◆ OBJECTIVE ◆
Only the number is needed: how many lines contain the word "SRMTID"?

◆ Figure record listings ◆
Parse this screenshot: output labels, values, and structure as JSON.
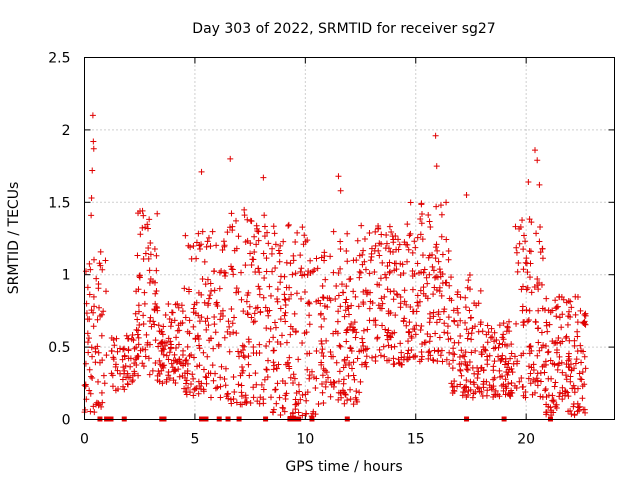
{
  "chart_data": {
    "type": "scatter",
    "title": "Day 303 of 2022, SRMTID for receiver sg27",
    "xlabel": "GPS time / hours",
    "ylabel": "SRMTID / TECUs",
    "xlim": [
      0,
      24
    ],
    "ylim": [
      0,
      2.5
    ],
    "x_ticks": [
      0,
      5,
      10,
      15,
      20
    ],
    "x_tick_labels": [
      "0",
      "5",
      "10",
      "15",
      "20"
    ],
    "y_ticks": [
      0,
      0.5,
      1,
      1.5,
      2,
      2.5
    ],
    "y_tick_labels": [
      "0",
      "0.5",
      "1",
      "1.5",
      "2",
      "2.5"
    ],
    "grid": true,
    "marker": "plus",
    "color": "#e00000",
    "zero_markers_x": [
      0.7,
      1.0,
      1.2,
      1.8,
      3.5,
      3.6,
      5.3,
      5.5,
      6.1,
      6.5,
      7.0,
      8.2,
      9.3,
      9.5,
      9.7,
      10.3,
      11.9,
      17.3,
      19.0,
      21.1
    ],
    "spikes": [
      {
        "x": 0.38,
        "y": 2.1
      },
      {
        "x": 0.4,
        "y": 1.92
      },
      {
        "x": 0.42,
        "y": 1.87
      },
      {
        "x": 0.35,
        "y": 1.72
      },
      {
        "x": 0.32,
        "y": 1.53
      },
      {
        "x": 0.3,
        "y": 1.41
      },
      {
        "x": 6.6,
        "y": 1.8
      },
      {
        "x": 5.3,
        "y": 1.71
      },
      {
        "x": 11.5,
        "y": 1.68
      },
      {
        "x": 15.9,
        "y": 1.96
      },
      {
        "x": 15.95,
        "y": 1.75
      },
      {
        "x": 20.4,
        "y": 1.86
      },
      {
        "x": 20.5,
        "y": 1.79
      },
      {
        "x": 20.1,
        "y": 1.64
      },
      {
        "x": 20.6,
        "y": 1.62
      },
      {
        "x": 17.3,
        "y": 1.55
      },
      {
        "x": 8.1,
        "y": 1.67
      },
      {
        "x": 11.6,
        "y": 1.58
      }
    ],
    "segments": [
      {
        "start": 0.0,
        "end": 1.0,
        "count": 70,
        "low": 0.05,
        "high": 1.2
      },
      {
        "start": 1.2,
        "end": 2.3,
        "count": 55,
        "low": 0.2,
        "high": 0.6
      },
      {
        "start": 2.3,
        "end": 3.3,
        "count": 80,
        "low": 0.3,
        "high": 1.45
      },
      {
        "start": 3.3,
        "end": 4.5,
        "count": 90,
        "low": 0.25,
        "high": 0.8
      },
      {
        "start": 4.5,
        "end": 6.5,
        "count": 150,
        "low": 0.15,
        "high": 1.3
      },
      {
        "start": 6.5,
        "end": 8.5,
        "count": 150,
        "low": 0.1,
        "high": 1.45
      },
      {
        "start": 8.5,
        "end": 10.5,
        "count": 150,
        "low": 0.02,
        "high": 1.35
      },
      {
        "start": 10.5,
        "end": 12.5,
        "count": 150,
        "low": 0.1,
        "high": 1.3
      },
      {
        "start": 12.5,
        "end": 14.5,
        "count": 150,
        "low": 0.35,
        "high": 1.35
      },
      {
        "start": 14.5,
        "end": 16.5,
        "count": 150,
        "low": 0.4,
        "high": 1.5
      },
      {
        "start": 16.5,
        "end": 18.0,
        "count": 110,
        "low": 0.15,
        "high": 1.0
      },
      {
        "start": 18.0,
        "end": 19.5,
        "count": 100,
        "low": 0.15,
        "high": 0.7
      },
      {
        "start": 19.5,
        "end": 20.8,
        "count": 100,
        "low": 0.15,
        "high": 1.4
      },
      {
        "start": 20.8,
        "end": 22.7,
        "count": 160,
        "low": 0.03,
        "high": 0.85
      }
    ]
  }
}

◆ FINISHED TASK ◆
2